= Brief =
Report, word for word, every line of the material that contains "ଦରଗଡ".

-- Start of Supplied records --

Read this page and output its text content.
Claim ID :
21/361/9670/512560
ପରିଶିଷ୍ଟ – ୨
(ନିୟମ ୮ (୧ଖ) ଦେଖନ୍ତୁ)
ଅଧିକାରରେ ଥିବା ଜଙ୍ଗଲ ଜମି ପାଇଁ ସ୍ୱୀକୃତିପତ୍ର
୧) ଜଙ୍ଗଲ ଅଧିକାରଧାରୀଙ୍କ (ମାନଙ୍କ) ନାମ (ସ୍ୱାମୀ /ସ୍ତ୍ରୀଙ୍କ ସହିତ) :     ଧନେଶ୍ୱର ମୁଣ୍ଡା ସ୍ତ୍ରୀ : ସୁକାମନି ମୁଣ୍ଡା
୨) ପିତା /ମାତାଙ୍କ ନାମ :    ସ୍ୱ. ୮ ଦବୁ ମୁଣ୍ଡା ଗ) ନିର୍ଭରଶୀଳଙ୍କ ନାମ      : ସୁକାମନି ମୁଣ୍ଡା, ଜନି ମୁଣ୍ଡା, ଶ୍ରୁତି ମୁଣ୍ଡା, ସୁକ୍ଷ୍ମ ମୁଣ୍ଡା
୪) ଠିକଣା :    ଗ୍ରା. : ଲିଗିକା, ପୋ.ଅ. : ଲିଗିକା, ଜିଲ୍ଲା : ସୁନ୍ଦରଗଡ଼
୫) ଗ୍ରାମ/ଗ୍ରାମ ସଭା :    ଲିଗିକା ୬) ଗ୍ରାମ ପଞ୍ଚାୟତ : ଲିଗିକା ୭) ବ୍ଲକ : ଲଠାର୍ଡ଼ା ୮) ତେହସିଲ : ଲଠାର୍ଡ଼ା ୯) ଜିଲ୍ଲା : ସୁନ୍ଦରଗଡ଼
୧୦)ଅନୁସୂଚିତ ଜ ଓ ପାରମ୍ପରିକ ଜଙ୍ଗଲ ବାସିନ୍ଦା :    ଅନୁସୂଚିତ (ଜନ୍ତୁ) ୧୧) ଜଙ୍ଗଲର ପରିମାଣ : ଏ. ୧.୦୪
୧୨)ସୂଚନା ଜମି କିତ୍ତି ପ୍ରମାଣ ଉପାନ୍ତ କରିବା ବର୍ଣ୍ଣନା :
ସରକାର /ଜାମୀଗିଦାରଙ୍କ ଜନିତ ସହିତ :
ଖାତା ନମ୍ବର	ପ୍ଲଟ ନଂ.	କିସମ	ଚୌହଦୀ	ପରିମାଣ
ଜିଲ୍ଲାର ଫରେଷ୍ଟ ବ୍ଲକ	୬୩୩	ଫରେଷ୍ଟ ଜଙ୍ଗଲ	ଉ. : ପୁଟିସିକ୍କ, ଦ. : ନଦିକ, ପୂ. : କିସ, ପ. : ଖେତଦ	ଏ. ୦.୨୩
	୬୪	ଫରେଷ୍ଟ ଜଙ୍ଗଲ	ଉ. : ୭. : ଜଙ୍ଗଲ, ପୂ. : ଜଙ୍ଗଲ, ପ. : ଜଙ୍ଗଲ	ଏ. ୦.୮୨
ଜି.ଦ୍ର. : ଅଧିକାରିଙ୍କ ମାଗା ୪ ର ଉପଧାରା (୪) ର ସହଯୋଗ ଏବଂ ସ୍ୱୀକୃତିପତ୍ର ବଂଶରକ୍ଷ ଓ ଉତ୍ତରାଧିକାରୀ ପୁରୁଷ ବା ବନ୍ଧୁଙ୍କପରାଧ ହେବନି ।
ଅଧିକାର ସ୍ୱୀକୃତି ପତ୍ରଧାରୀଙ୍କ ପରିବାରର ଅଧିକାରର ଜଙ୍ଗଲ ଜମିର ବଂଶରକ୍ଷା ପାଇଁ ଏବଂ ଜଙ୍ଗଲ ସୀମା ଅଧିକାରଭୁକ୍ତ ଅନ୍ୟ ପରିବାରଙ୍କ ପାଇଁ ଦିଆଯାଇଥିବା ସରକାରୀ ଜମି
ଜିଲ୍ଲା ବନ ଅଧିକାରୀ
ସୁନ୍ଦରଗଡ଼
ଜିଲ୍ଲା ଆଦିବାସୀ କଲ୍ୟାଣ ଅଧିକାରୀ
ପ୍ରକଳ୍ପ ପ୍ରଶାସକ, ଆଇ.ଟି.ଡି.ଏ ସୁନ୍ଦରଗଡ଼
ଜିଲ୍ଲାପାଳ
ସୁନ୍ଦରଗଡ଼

-- End of Supplied records --

= Solution for this task =
୪) ଠିକଣା :    ଗ୍ରା. : ଲିଗିକା, ପୋ.ଅ. : ଲିଗିକା, ଜିଲ୍ଲା : ସୁନ୍ଦରଗଡ଼
୫) ଗ୍ରାମ/ଗ୍ରାମ ସଭା :    ଲିଗିକା ୬) ଗ୍ରାମ ପଞ୍ଚାୟତ : ଲିଗିକା ୭) ବ୍ଲକ : ଲଠାର୍ଡ଼ା ୮) ତେହସିଲ : ଲଠାର୍ଡ଼ା ୯) ଜିଲ୍ଲା : ସୁନ୍ଦରଗଡ଼
ସୁନ୍ଦରଗଡ଼
ପ୍ରକଳ୍ପ ପ୍ରଶାସକ, ଆଇ.ଟି.ଡି.ଏ ସୁନ୍ଦରଗଡ଼
ସୁନ୍ଦରଗଡ଼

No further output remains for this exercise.